- [Written problem]: Locate every line in the records below that contains the word "области", and copy each one.

Extracted data entries:
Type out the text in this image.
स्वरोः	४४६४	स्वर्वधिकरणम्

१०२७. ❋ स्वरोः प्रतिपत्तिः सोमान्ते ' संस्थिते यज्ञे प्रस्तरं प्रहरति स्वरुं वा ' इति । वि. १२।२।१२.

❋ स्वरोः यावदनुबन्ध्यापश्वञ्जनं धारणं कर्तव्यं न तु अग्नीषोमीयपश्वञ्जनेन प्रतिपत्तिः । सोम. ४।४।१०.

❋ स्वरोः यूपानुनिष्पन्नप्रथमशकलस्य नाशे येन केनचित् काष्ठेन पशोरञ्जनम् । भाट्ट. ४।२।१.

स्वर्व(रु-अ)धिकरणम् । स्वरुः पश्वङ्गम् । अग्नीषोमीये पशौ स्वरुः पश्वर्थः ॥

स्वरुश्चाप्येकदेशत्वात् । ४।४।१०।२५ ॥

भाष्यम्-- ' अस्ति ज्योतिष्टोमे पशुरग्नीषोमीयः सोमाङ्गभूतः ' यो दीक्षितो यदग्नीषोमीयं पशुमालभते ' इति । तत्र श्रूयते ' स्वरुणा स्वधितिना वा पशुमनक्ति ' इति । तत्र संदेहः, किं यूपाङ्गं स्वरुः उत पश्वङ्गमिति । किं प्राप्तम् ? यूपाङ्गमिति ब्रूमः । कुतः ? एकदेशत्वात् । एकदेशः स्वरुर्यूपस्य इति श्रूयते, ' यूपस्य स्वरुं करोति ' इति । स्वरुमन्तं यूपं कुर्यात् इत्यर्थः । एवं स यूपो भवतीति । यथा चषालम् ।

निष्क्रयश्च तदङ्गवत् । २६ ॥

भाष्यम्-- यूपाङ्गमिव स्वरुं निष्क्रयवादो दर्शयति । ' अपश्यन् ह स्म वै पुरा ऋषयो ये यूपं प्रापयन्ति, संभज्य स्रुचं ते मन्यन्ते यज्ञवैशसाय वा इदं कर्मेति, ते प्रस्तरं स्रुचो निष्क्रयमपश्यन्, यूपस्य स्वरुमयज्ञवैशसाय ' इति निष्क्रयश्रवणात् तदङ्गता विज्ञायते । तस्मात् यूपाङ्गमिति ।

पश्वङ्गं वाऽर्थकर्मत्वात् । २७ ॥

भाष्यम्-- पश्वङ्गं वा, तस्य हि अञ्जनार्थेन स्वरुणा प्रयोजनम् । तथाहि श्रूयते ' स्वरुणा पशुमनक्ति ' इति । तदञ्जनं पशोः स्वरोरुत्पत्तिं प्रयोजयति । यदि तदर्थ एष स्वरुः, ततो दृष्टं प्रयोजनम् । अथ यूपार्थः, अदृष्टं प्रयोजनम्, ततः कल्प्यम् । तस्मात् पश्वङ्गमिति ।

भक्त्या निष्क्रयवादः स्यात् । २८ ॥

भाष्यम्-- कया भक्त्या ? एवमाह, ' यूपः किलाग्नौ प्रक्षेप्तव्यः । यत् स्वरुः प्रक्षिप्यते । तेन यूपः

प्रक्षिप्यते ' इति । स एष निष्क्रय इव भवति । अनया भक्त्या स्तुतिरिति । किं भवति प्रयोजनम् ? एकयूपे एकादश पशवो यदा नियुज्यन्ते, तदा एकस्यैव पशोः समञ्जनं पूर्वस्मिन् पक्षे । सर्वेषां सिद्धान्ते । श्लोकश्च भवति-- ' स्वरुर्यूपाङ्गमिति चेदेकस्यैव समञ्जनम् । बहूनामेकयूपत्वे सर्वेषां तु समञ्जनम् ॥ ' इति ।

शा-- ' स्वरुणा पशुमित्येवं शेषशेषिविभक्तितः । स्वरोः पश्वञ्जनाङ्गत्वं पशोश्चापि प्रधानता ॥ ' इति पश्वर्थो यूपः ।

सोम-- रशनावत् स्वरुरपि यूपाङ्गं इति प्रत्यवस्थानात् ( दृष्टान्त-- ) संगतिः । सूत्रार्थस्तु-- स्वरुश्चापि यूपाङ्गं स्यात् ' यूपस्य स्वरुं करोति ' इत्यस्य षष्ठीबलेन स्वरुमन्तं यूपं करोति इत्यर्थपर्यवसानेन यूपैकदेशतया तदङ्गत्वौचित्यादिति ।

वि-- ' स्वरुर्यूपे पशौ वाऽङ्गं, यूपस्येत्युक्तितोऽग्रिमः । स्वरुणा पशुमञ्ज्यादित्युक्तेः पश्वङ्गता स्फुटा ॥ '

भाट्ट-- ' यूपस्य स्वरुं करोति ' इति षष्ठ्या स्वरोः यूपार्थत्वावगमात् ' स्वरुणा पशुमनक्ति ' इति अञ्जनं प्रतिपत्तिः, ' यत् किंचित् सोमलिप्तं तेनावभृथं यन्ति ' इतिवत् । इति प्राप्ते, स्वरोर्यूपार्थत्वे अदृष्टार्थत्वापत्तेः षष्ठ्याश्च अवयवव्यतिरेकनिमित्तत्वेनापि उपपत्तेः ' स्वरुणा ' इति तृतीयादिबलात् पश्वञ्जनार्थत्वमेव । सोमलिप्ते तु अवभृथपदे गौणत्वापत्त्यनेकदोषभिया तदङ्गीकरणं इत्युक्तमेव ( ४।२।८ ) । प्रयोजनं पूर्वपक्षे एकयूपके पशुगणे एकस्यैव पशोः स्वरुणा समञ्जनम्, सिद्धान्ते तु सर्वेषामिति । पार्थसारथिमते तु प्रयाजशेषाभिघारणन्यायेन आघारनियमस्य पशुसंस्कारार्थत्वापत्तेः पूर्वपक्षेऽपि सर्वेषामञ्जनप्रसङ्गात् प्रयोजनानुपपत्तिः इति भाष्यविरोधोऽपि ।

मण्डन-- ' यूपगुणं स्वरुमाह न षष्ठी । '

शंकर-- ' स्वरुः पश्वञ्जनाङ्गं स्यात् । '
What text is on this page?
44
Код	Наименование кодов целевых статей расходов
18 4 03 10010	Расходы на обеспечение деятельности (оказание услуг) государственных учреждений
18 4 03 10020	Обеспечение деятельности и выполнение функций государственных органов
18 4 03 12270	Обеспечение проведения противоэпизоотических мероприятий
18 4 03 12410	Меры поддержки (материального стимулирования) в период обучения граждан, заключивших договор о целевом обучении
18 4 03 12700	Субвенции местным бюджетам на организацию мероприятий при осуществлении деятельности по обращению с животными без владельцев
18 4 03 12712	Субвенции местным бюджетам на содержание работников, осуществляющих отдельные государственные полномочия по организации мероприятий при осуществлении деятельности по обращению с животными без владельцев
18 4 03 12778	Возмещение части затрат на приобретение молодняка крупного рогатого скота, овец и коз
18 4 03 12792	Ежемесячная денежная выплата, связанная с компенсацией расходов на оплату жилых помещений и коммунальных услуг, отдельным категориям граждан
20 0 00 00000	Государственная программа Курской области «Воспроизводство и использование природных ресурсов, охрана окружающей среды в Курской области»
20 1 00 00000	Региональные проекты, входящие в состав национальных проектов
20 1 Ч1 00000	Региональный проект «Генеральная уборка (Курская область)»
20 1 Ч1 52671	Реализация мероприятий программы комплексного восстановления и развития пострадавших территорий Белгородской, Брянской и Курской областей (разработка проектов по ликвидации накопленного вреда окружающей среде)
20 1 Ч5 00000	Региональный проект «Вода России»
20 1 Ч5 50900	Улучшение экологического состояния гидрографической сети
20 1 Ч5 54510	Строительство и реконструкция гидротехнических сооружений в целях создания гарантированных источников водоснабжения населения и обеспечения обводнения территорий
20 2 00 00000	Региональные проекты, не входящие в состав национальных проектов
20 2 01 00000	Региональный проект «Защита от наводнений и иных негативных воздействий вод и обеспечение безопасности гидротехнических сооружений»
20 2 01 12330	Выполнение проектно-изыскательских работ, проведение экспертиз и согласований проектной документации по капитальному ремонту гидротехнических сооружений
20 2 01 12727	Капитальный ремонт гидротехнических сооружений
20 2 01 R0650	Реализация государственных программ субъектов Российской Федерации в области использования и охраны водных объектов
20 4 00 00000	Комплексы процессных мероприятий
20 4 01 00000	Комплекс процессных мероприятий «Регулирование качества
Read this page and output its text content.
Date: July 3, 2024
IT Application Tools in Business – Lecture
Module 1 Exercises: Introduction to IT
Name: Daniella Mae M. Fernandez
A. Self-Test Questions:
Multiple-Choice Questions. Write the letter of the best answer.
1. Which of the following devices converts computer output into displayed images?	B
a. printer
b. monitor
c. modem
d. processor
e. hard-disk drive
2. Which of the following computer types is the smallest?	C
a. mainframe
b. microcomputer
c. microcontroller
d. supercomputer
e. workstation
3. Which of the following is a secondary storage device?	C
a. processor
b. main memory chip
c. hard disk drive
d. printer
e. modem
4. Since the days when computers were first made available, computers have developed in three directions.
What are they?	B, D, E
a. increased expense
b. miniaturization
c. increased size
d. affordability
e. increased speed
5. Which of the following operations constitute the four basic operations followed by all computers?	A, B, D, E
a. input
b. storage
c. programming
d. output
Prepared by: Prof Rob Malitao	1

- [Solution below]:
20 0 00 00000	Государственная программа Курской области «Воспроизводство и использование природных ресурсов, охрана окружающей среды в Курской области»
20 2 01 R0650	Реализация государственных программ субъектов Российской Федерации в области использования и охраны водных объектов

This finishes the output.